======== RECORDS SUPPLIED ========

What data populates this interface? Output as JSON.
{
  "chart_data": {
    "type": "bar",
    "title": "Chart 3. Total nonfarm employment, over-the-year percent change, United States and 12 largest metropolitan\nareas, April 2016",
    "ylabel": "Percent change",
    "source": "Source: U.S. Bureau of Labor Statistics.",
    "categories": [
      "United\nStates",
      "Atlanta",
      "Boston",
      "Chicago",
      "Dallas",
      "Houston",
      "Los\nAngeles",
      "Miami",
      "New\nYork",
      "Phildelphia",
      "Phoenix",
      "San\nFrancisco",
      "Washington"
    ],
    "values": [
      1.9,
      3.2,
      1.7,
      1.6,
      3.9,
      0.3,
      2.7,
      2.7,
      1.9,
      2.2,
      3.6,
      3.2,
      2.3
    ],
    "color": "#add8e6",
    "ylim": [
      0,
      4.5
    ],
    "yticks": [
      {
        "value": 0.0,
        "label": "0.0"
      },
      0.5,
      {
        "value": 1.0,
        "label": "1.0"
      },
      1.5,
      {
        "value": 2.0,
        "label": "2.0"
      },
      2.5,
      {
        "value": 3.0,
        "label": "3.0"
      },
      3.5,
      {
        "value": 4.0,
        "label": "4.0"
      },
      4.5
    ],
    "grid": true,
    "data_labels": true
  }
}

========
======== RECORDS SUPPLIED ========

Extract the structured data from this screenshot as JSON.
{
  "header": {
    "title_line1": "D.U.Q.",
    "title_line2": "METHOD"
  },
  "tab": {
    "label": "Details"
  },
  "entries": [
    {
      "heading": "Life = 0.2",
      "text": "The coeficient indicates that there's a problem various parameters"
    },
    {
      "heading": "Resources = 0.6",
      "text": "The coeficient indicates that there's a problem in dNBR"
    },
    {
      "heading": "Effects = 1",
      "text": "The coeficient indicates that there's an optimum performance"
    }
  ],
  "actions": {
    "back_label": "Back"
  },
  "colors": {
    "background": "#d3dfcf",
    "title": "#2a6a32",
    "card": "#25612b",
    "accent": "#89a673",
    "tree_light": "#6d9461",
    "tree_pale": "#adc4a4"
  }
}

========
======== RECORDS SUPPLIED ========

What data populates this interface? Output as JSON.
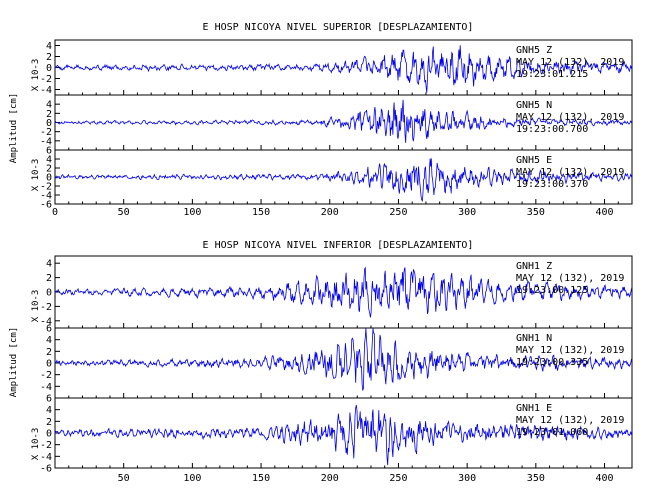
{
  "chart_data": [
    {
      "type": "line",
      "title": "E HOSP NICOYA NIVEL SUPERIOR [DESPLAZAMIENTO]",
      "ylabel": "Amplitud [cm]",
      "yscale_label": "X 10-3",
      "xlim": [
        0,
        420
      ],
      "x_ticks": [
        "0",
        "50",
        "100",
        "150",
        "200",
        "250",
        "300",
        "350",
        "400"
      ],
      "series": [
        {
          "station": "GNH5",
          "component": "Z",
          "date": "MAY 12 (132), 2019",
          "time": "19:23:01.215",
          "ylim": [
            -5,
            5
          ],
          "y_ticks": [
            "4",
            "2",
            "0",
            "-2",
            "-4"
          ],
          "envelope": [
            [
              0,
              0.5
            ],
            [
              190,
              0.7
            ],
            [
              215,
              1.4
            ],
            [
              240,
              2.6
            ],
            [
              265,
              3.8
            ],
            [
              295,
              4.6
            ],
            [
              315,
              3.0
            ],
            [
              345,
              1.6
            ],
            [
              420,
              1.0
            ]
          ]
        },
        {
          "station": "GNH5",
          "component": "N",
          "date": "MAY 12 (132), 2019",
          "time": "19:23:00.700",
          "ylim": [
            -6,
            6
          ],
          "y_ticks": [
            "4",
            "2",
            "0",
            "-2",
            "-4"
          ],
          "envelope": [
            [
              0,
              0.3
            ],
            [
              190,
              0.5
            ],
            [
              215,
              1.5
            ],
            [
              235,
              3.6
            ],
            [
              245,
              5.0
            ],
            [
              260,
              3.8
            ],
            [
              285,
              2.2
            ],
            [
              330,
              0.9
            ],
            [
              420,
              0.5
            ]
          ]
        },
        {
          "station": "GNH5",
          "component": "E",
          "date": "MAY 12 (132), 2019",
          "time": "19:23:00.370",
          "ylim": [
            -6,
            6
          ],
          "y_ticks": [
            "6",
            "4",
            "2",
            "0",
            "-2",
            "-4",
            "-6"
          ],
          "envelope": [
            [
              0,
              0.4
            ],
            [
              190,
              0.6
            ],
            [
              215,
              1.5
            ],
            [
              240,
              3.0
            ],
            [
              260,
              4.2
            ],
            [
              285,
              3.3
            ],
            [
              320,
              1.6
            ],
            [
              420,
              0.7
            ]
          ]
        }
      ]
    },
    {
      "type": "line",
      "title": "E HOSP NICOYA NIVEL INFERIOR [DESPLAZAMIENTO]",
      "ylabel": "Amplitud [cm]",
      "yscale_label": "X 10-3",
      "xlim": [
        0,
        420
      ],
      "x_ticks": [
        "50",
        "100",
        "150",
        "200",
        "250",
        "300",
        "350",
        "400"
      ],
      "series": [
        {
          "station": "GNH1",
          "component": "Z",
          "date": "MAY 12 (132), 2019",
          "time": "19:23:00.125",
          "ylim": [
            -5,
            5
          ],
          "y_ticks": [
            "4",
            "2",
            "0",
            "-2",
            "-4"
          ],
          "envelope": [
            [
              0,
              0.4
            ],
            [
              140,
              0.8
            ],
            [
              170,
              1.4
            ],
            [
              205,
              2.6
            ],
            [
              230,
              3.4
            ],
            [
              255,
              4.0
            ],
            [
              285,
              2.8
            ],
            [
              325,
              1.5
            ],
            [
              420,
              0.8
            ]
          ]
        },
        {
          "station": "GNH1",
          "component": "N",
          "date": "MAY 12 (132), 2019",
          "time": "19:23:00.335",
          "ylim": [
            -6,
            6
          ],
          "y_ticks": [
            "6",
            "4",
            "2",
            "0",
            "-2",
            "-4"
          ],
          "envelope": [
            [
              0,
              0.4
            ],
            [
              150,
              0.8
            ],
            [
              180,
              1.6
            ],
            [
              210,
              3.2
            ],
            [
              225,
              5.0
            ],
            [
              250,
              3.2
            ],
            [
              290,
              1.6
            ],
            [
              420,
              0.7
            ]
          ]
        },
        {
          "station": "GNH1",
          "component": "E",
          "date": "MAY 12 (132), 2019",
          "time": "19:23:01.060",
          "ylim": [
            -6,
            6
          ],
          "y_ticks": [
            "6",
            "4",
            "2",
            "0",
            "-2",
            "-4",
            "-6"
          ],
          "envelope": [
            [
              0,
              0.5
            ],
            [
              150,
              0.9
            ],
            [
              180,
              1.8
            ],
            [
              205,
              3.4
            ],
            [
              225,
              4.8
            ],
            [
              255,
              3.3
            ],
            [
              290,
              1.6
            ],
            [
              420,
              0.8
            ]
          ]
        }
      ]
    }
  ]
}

========

**EXERCISE AIM**
Pick out the lines that have the word "indicates". Copy them all.

**REPLY TO THE EXERCISE**
      "text": "The coeficient indicates that there's a problem various parameters"
      "text": "The coeficient indicates that there's a problem in dNBR"
      "text": "The coeficient indicates that there's an optimum performance"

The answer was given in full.